*Given entries*:

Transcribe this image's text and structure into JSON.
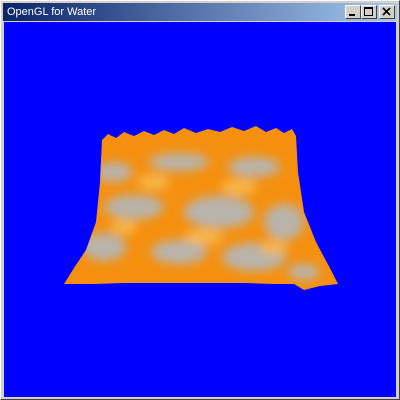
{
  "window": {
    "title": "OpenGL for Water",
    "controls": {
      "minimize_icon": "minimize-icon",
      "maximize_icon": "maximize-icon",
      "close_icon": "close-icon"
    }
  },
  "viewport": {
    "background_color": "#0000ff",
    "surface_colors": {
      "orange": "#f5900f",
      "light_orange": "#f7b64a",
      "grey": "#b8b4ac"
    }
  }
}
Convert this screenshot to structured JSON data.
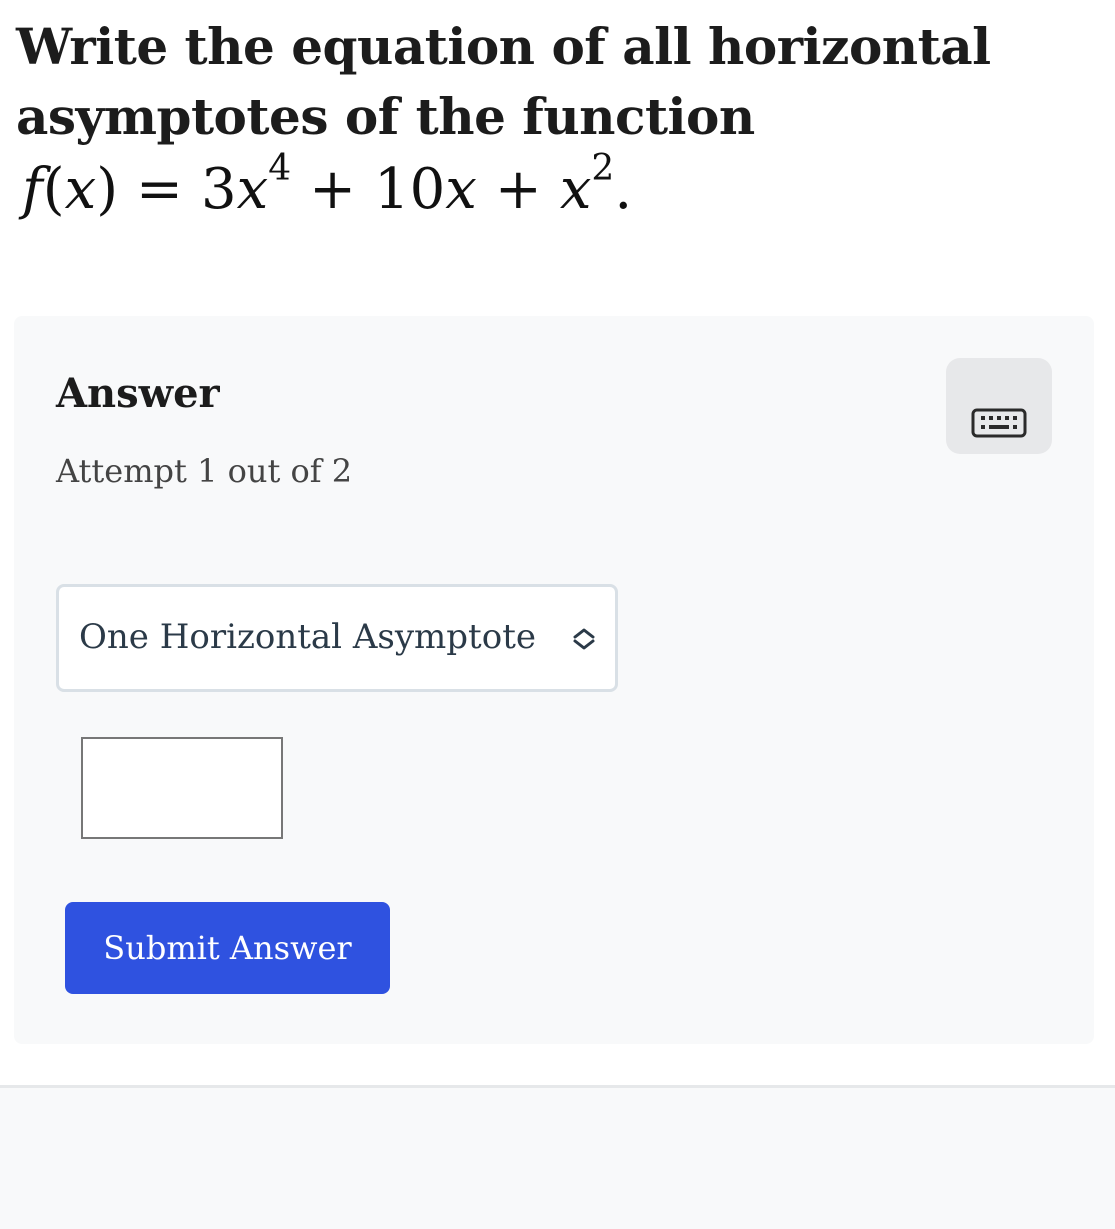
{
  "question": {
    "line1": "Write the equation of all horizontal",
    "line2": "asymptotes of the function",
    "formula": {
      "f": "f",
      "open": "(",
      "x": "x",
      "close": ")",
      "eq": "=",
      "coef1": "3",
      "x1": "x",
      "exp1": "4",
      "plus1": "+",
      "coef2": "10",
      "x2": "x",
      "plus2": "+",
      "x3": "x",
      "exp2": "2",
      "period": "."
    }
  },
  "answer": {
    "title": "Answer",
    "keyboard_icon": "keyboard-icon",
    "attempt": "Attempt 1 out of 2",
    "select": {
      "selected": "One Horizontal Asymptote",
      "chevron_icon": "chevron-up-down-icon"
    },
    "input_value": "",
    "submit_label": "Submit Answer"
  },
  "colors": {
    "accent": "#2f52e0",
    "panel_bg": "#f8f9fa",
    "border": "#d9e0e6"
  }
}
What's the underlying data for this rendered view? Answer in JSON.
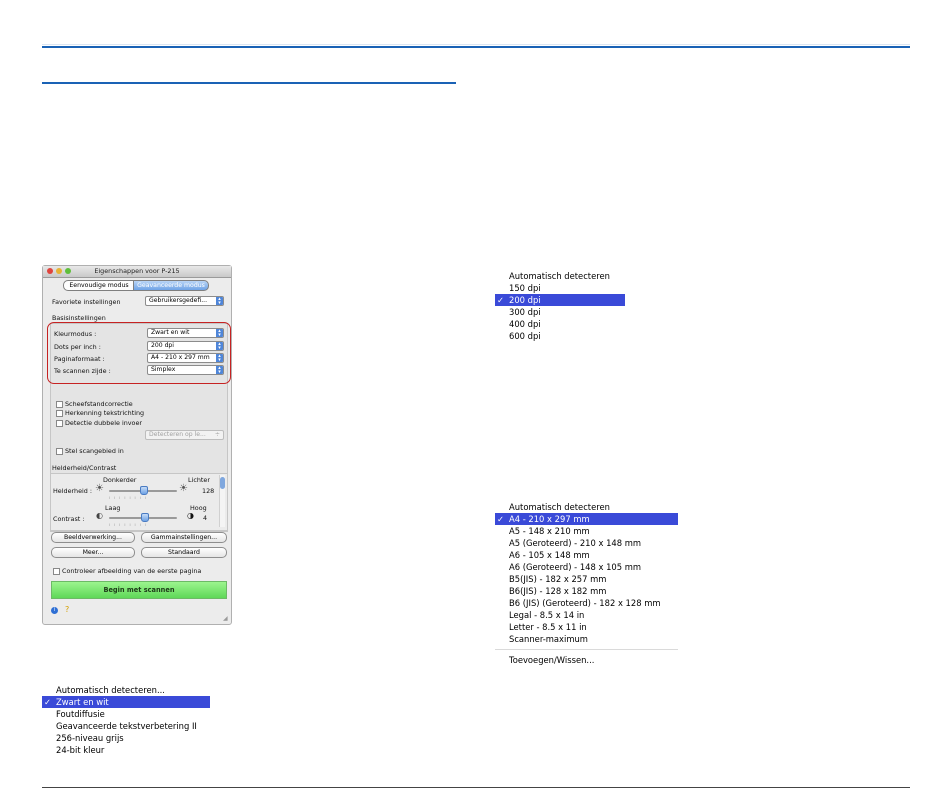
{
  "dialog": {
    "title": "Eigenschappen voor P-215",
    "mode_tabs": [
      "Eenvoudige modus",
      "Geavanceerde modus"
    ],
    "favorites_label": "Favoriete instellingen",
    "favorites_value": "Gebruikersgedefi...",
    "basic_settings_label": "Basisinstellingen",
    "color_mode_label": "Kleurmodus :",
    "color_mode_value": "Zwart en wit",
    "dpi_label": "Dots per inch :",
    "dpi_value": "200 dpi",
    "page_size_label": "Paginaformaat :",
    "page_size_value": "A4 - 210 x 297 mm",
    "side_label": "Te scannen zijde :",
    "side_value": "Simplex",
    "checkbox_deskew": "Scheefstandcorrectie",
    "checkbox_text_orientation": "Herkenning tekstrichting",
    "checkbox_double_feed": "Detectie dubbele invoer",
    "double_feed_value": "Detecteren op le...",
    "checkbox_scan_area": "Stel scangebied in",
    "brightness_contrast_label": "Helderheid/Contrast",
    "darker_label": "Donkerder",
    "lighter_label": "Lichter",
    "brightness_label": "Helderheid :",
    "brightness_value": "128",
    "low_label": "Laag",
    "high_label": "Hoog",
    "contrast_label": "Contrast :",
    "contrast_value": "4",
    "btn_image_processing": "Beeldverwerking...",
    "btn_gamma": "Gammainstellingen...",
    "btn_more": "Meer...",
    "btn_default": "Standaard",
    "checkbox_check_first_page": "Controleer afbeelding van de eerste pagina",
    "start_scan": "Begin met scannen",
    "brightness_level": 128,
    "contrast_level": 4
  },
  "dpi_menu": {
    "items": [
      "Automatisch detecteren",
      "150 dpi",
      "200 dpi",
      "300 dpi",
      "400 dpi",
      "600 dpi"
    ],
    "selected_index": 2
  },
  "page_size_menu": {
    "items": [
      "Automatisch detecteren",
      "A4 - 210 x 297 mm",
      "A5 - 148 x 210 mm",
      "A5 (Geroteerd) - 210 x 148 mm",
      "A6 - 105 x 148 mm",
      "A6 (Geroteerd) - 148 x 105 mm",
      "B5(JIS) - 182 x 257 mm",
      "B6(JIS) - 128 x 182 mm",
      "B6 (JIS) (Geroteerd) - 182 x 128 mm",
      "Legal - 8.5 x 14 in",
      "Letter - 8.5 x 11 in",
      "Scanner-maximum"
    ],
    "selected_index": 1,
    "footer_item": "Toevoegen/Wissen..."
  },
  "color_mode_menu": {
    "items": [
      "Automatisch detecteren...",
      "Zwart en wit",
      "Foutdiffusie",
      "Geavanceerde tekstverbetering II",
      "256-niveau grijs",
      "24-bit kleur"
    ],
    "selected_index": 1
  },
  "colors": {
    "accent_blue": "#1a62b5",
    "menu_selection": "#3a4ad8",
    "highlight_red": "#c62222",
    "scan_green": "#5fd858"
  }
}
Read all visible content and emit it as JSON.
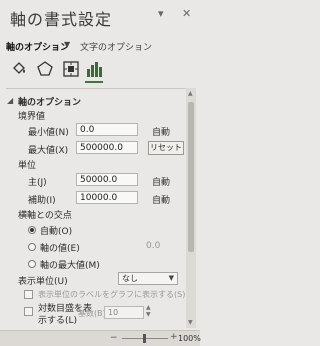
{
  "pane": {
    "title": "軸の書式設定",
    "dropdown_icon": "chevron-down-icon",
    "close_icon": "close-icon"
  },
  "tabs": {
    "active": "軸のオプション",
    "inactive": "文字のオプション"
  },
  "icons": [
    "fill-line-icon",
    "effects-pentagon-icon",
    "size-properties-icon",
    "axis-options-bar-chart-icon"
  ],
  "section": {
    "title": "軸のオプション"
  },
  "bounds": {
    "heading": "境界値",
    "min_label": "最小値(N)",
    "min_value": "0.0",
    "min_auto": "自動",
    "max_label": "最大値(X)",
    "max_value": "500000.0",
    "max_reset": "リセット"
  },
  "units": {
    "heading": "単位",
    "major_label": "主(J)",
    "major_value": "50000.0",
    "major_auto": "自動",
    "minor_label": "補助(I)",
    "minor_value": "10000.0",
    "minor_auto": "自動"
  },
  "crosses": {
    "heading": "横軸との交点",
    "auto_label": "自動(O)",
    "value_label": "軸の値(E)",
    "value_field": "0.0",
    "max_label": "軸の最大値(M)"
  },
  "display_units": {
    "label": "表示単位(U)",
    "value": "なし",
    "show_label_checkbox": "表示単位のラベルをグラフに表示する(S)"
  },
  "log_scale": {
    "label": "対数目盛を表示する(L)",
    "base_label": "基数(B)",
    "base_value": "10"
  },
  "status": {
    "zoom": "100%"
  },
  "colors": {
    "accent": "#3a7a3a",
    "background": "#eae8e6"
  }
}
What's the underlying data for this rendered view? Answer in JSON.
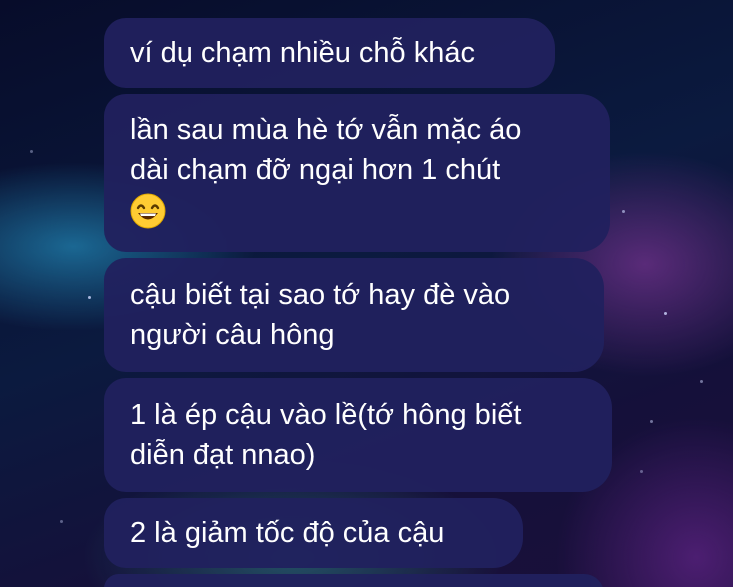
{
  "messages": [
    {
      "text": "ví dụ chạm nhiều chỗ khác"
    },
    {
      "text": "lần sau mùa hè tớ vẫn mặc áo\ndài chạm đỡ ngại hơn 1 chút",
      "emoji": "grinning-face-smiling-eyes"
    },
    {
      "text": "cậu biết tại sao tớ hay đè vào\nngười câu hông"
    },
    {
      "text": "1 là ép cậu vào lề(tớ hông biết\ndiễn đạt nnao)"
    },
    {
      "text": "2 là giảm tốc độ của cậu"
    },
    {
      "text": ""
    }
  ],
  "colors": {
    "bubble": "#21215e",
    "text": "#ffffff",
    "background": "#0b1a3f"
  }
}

*Your task*:
Repeat the listing verbatim. Skip the pictures.

*Completed task*:
Transcribe this image's text and structure into JSON.
{
  "window": {
    "title": "OpenGL for Water",
    "controls": {
      "minimize_icon": "minimize-icon",
      "maximize_icon": "maximize-icon",
      "close_icon": "close-icon"
    }
  },
  "viewport": {
    "background_color": "#0000ff",
    "surface_colors": {
      "orange": "#f5900f",
      "light_orange": "#f7b64a",
      "grey": "#b8b4ac"
    }
  }
}
Convert this screenshot to structured JSON data.
{
  "question": {
    "line1": "Write the equation of all horizontal",
    "line2": "asymptotes of the function",
    "formula": {
      "f": "f",
      "open": "(",
      "x": "x",
      "close": ")",
      "eq": "=",
      "coef1": "3",
      "x1": "x",
      "exp1": "4",
      "plus1": "+",
      "coef2": "10",
      "x2": "x",
      "plus2": "+",
      "x3": "x",
      "exp2": "2",
      "period": "."
    }
  },
  "answer": {
    "title": "Answer",
    "keyboard_icon": "keyboard-icon",
    "attempt": "Attempt 1 out of 2",
    "select": {
      "selected": "One Horizontal Asymptote",
      "chevron_icon": "chevron-up-down-icon"
    },
    "input_value": "",
    "submit_label": "Submit Answer"
  },
  "colors": {
    "accent": "#2f52e0",
    "panel_bg": "#f8f9fa",
    "border": "#d9e0e6"
  }
}
What's the underlying data for this rendered view? Answer in JSON.
{
  "dialog": {
    "title": "Eigenschappen voor P-215",
    "mode_tabs": [
      "Eenvoudige modus",
      "Geavanceerde modus"
    ],
    "favorites_label": "Favoriete instellingen",
    "favorites_value": "Gebruikersgedefi...",
    "basic_settings_label": "Basisinstellingen",
    "color_mode_label": "Kleurmodus :",
    "color_mode_value": "Zwart en wit",
    "dpi_label": "Dots per inch :",
    "dpi_value": "200 dpi",
    "page_size_label": "Paginaformaat :",
    "page_size_value": "A4 - 210 x 297 mm",
    "side_label": "Te scannen zijde :",
    "side_value": "Simplex",
    "checkbox_deskew": "Scheefstandcorrectie",
    "checkbox_text_orientation": "Herkenning tekstrichting",
    "checkbox_double_feed": "Detectie dubbele invoer",
    "double_feed_value": "Detecteren op le...",
    "checkbox_scan_area": "Stel scangebied in",
    "brightness_contrast_label": "Helderheid/Contrast",
    "darker_label": "Donkerder",
    "lighter_label": "Lichter",
    "brightness_label": "Helderheid :",
    "brightness_value": "128",
    "low_label": "Laag",
    "high_label": "Hoog",
    "contrast_label": "Contrast :",
    "contrast_value": "4",
    "btn_image_processing": "Beeldverwerking...",
    "btn_gamma": "Gammainstellingen...",
    "btn_more": "Meer...",
    "btn_default": "Standaard",
    "checkbox_check_first_page": "Controleer afbeelding van de eerste pagina",
    "start_scan": "Begin met scannen",
    "brightness_level": 128,
    "contrast_level": 4
  },
  "dpi_menu": {
    "items": [
      "Automatisch detecteren",
      "150 dpi",
      "200 dpi",
      "300 dpi",
      "400 dpi",
      "600 dpi"
    ],
    "selected_index": 2
  },
  "page_size_menu": {
    "items": [
      "Automatisch detecteren",
      "A4 - 210 x 297 mm",
      "A5 - 148 x 210 mm",
      "A5 (Geroteerd) - 210 x 148 mm",
      "A6 - 105 x 148 mm",
      "A6 (Geroteerd) - 148 x 105 mm",
      "B5(JIS) - 182 x 257 mm",
      "B6(JIS) - 128 x 182 mm",
      "B6 (JIS) (Geroteerd) - 182 x 128 mm",
      "Legal - 8.5 x 14 in",
      "Letter - 8.5 x 11 in",
      "Scanner-maximum"
    ],
    "selected_index": 1,
    "footer_item": "Toevoegen/Wissen..."
  },
  "color_mode_menu": {
    "items": [
      "Automatisch detecteren...",
      "Zwart en wit",
      "Foutdiffusie",
      "Geavanceerde tekstverbetering II",
      "256-niveau grijs",
      "24-bit kleur"
    ],
    "selected_index": 1
  },
  "colors": {
    "accent_blue": "#1a62b5",
    "menu_selection": "#3a4ad8",
    "highlight_red": "#c62222",
    "scan_green": "#5fd858"
  }
}
Read all visible content and emit it as JSON.
{
  "pane": {
    "title": "軸の書式設定",
    "dropdown_icon": "chevron-down-icon",
    "close_icon": "close-icon"
  },
  "tabs": {
    "active": "軸のオプション",
    "inactive": "文字のオプション"
  },
  "icons": [
    "fill-line-icon",
    "effects-pentagon-icon",
    "size-properties-icon",
    "axis-options-bar-chart-icon"
  ],
  "section": {
    "title": "軸のオプション"
  },
  "bounds": {
    "heading": "境界値",
    "min_label": "最小値(N)",
    "min_value": "0.0",
    "min_auto": "自動",
    "max_label": "最大値(X)",
    "max_value": "500000.0",
    "max_reset": "リセット"
  },
  "units": {
    "heading": "単位",
    "major_label": "主(J)",
    "major_value": "50000.0",
    "major_auto": "自動",
    "minor_label": "補助(I)",
    "minor_value": "10000.0",
    "minor_auto": "自動"
  },
  "crosses": {
    "heading": "横軸との交点",
    "auto_label": "自動(O)",
    "value_label": "軸の値(E)",
    "value_field": "0.0",
    "max_label": "軸の最大値(M)"
  },
  "display_units": {
    "label": "表示単位(U)",
    "value": "なし",
    "show_label_checkbox": "表示単位のラベルをグラフに表示する(S)"
  },
  "log_scale": {
    "label": "対数目盛を表示する(L)",
    "base_label": "基数(B)",
    "base_value": "10"
  },
  "status": {
    "zoom": "100%"
  },
  "colors": {
    "accent": "#3a7a3a",
    "background": "#eae8e6"
  }
}
What's the underlying data for this rendered view? Answer in JSON.
{
  "messages": [
    {
      "text": "ví dụ chạm nhiều chỗ khác"
    },
    {
      "text": "lần sau mùa hè tớ vẫn mặc áo\ndài chạm đỡ ngại hơn 1 chút",
      "emoji": "grinning-face-smiling-eyes"
    },
    {
      "text": "cậu biết tại sao tớ hay đè vào\nngười câu hông"
    },
    {
      "text": "1 là ép cậu vào lề(tớ hông biết\ndiễn đạt nnao)"
    },
    {
      "text": "2 là giảm tốc độ của cậu"
    },
    {
      "text": ""
    }
  ],
  "colors": {
    "bubble": "#21215e",
    "text": "#ffffff",
    "background": "#0b1a3f"
  }
}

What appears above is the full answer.